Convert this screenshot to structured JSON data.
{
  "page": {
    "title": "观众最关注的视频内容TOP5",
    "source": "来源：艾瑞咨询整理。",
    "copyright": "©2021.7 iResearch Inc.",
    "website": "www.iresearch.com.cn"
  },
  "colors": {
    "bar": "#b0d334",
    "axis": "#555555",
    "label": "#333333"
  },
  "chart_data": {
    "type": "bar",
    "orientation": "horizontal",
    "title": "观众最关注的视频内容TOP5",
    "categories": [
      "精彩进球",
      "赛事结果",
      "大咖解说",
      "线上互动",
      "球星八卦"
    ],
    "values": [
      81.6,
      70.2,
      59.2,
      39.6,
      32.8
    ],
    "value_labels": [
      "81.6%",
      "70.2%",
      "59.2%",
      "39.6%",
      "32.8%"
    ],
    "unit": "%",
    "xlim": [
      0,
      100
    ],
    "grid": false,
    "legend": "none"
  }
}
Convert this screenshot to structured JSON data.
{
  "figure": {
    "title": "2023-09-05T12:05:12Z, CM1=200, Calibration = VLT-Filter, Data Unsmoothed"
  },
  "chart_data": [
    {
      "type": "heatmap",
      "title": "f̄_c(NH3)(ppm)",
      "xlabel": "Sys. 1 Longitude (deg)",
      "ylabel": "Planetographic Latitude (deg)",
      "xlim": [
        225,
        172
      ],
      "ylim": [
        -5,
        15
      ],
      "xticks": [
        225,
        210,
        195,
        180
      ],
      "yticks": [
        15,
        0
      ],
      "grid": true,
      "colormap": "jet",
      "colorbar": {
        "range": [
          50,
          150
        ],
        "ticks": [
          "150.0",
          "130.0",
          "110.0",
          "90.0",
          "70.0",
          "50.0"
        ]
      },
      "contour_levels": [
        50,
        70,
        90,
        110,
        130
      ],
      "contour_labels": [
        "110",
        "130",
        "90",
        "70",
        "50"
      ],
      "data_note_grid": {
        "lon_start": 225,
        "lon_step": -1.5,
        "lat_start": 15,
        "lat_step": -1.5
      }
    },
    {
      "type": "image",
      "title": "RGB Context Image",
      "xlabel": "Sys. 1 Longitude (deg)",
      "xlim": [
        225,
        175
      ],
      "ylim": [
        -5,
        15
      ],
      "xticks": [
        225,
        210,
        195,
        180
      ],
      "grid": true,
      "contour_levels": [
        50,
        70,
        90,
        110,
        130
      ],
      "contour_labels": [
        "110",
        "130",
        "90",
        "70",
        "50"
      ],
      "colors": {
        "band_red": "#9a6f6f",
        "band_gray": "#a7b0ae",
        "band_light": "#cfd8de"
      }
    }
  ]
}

== PROBLEM DESCRIPTION ==
Pick out each line in the material containing "title".

== FULL RESPONSE ==
    "title": "观众最关注的视频内容TOP5",
    "title": "观众最关注的视频内容TOP5",
    "title": "2023-09-05T12:05:12Z, CM1=200, Calibration = VLT-Filter, Data Unsmoothed"
      "title": "f̄_c(NH3)(ppm)",
      "title": "RGB Context Image",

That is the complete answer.